* _THE TASK_:
Check every line below for the string "JSON", and copy the lines that contain it.
------ THE RECORDS
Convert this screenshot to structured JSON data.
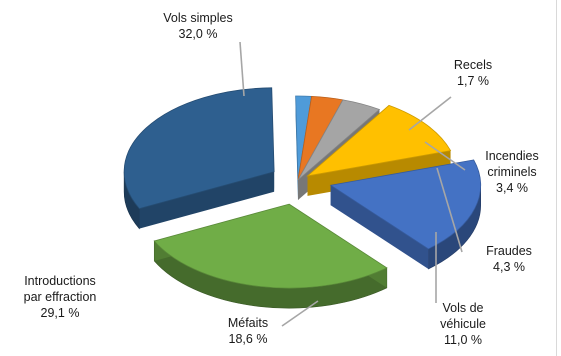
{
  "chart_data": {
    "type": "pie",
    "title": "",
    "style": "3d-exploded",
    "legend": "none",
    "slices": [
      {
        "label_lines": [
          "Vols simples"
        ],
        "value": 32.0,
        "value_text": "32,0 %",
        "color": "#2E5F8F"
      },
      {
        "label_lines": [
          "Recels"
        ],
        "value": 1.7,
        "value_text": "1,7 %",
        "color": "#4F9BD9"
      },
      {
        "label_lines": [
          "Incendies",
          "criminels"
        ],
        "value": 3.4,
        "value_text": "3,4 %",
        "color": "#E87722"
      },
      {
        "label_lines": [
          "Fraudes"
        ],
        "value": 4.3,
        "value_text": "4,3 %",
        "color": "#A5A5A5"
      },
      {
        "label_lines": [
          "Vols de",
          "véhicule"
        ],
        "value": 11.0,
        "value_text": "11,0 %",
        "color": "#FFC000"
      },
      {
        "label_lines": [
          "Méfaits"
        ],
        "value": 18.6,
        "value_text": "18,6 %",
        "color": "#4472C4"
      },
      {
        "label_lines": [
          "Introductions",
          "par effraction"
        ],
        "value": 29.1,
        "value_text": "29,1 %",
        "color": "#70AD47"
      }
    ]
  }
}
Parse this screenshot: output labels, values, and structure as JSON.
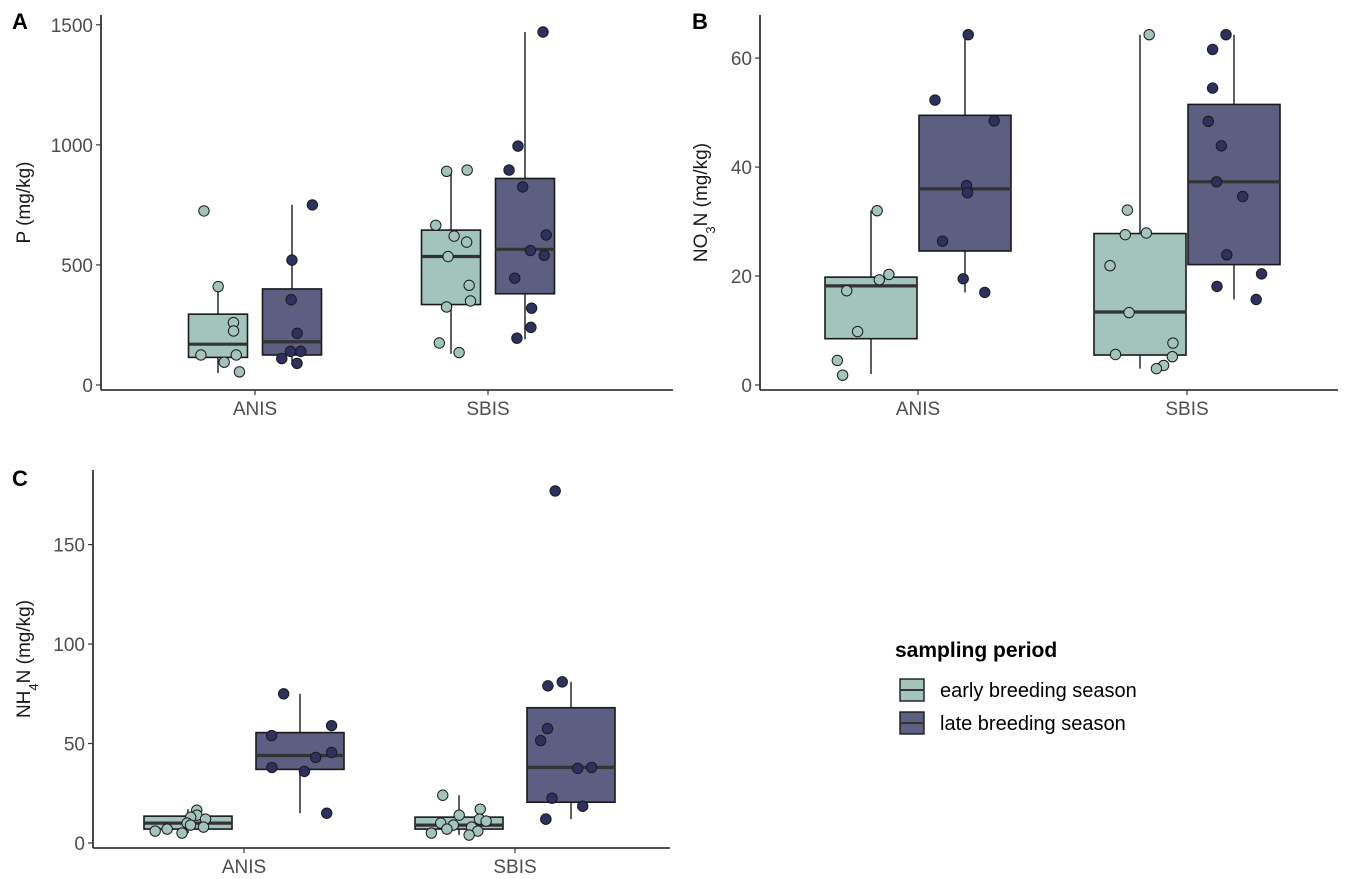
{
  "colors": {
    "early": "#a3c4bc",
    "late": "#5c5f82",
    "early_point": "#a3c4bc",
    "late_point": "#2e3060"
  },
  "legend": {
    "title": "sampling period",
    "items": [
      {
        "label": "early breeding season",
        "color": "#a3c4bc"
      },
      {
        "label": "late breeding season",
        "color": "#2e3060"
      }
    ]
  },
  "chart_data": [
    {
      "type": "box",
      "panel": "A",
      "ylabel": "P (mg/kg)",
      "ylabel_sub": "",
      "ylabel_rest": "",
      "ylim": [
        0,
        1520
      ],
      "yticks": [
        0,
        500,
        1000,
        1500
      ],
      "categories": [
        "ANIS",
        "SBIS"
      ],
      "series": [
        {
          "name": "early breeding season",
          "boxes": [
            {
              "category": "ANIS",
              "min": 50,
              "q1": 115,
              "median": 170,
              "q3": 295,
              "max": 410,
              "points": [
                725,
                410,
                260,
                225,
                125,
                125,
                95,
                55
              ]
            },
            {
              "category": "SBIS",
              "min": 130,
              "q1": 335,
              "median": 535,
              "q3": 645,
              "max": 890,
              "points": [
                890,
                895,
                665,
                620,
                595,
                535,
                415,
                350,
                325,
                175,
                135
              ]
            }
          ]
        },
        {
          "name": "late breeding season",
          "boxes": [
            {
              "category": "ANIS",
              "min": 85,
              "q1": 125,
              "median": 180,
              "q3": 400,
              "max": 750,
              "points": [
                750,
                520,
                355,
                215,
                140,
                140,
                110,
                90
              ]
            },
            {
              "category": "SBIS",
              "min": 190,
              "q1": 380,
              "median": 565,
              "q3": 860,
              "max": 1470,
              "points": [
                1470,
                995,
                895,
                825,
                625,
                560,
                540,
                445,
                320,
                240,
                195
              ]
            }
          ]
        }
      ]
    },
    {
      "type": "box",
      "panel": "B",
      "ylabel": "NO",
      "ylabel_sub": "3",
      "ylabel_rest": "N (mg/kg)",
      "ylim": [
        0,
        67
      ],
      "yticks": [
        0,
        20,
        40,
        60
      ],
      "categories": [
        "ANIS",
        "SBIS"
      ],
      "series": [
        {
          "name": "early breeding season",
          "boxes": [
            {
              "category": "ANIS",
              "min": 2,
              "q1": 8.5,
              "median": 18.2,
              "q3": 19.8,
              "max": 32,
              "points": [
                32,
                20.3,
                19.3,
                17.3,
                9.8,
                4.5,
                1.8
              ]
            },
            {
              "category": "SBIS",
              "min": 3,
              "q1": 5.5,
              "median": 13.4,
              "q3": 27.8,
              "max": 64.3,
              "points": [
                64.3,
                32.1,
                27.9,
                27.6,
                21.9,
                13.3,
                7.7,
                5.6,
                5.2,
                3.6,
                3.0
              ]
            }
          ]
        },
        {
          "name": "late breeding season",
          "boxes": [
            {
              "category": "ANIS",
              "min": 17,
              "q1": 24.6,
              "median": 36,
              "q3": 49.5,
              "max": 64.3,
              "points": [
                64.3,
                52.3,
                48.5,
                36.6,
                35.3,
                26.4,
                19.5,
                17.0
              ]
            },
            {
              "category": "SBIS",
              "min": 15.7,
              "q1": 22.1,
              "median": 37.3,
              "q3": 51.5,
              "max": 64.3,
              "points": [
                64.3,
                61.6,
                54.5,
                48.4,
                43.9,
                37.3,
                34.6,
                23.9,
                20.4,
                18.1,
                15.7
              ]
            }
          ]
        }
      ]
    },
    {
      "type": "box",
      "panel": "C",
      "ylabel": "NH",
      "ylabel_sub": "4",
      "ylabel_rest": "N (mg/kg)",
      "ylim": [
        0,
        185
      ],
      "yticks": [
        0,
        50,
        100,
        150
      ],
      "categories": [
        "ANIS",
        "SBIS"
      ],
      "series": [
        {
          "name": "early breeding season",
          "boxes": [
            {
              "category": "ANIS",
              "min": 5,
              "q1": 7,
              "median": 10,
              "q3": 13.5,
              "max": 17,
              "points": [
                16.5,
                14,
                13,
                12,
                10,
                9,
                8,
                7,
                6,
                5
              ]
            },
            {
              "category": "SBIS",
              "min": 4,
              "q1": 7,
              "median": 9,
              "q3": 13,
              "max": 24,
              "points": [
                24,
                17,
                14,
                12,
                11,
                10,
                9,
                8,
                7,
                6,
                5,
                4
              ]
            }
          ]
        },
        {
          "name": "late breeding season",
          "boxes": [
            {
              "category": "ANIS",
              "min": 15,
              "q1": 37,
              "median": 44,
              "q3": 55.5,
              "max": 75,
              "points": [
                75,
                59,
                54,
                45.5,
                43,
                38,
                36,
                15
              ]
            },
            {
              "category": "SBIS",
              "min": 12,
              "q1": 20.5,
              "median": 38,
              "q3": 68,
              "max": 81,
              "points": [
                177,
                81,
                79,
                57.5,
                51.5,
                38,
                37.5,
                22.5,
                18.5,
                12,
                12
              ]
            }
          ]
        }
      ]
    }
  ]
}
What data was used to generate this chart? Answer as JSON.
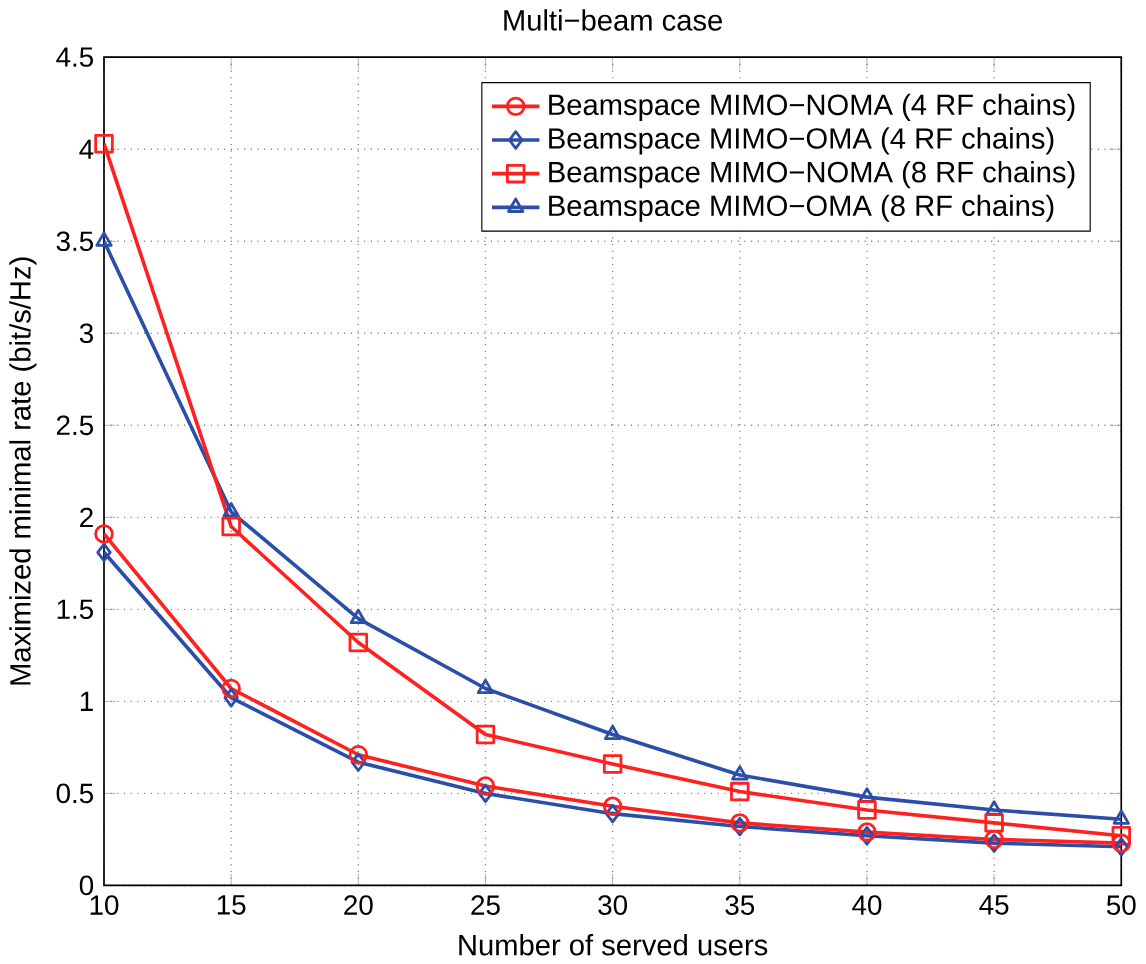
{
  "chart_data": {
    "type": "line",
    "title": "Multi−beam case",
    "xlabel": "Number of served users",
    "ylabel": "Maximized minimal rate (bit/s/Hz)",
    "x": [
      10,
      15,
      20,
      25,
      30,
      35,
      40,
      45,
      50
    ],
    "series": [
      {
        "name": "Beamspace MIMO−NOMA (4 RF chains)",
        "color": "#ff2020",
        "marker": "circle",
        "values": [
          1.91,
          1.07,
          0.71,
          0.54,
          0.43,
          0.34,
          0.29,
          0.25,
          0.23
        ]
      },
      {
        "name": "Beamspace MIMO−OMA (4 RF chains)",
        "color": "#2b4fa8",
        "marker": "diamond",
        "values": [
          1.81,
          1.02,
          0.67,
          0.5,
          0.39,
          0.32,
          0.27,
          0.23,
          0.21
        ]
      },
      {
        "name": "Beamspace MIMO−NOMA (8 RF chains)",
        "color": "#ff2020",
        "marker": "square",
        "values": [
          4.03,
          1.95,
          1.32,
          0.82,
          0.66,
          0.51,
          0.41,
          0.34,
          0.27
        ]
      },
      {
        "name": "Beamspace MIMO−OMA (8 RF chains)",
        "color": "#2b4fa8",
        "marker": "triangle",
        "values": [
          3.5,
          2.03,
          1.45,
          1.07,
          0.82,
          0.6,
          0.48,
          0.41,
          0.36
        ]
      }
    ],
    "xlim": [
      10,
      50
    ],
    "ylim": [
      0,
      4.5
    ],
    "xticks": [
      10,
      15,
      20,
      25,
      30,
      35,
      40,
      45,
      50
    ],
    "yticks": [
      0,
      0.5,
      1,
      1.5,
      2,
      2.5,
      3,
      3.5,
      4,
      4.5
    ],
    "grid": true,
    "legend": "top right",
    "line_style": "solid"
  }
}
------------
------ THE RECORDS
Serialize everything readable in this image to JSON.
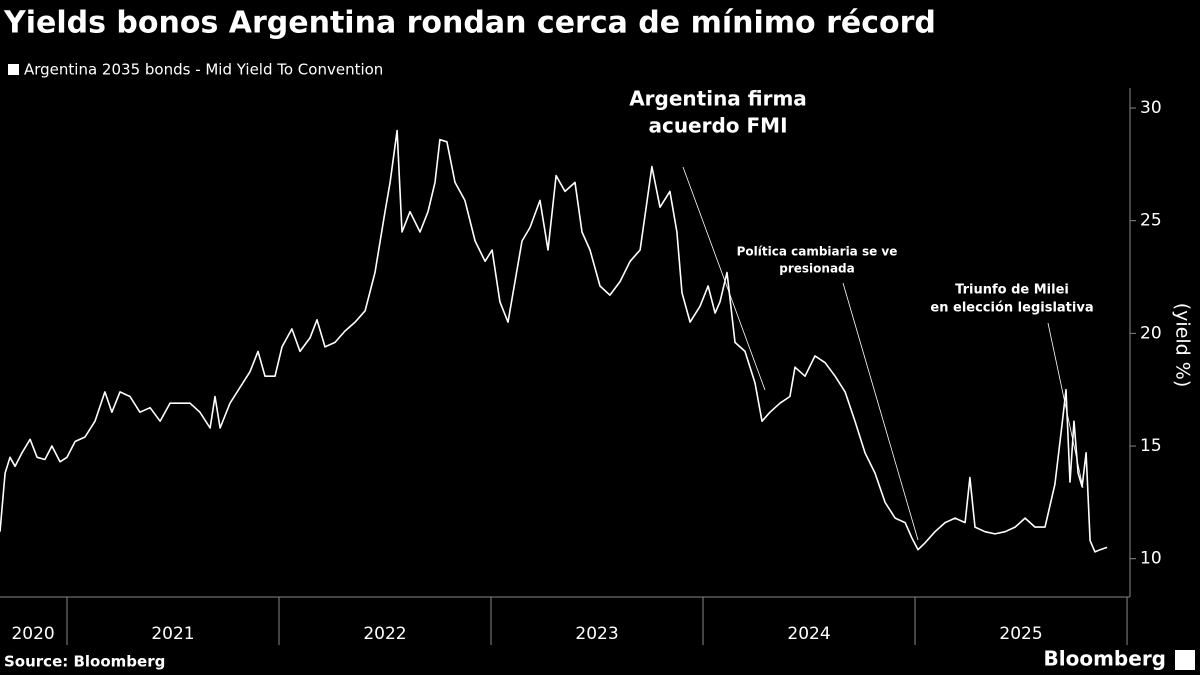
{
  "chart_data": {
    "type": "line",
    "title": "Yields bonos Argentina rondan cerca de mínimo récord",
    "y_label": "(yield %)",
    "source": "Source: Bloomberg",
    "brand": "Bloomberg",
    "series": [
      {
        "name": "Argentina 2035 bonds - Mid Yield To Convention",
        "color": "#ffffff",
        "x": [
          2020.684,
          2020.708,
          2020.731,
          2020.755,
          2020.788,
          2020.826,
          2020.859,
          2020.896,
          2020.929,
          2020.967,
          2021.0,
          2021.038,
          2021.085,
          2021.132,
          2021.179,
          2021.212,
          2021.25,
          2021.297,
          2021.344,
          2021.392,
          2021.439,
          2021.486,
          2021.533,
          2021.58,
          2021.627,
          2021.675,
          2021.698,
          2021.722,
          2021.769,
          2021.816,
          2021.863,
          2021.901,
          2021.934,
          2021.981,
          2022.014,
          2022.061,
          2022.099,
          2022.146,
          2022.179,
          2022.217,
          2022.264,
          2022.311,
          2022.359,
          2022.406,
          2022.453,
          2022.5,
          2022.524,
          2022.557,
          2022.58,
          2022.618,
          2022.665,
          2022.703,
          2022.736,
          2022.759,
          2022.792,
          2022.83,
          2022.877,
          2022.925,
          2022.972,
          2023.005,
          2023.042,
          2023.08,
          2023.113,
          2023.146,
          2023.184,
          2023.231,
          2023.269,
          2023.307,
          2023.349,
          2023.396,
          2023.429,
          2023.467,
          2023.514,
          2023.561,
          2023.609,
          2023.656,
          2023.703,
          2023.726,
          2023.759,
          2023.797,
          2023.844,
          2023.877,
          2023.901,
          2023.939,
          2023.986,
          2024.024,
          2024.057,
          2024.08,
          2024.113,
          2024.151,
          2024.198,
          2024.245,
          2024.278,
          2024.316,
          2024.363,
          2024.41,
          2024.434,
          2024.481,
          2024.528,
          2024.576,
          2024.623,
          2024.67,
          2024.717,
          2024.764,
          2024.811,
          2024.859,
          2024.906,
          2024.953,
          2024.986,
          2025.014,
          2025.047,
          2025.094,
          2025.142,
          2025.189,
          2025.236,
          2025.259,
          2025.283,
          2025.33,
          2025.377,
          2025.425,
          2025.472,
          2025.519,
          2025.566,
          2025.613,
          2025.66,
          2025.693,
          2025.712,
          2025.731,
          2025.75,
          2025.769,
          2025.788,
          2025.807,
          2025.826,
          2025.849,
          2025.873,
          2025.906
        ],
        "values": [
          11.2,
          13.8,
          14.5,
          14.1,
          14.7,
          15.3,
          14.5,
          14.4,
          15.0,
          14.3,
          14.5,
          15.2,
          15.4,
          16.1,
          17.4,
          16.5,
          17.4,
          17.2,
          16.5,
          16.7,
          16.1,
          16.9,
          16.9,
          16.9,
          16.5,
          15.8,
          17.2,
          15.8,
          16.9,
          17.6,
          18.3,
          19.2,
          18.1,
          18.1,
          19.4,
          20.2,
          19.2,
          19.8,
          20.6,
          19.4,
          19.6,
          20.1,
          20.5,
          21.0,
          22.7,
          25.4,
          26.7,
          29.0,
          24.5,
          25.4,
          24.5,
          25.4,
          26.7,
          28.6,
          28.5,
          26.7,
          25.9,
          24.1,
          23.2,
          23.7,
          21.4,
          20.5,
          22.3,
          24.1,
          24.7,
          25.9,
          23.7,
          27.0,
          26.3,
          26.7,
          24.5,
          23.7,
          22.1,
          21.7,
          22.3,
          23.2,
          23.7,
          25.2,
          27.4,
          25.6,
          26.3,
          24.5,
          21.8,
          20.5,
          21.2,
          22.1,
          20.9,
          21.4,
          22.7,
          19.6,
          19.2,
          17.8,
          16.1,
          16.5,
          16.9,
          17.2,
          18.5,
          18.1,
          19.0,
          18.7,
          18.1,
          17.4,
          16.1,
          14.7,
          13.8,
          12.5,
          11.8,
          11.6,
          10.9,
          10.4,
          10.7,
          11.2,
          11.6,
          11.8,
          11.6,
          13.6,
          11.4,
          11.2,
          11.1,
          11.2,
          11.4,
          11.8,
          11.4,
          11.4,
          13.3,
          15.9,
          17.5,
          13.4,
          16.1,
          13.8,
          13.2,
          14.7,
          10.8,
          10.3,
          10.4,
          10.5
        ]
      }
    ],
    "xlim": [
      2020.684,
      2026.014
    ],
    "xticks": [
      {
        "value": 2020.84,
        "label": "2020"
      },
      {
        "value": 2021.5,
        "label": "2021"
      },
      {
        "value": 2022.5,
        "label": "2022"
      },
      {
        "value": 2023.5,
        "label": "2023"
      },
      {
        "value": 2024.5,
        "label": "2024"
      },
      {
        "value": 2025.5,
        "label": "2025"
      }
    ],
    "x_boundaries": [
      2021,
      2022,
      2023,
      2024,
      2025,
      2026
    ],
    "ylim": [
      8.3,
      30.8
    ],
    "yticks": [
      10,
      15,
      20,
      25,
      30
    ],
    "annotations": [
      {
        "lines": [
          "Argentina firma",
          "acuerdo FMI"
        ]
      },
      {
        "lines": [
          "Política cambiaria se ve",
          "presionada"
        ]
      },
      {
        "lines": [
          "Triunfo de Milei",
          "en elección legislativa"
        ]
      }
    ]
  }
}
------------
* _RESULT FOR THIS EXERCISE_:
Convert this screenshot to structured JSON data.
Parse this screenshot: output labels, values, and structure as JSON.
What data was used to generate this chart? Answer as JSON.
Serialize everything readable in this image to JSON.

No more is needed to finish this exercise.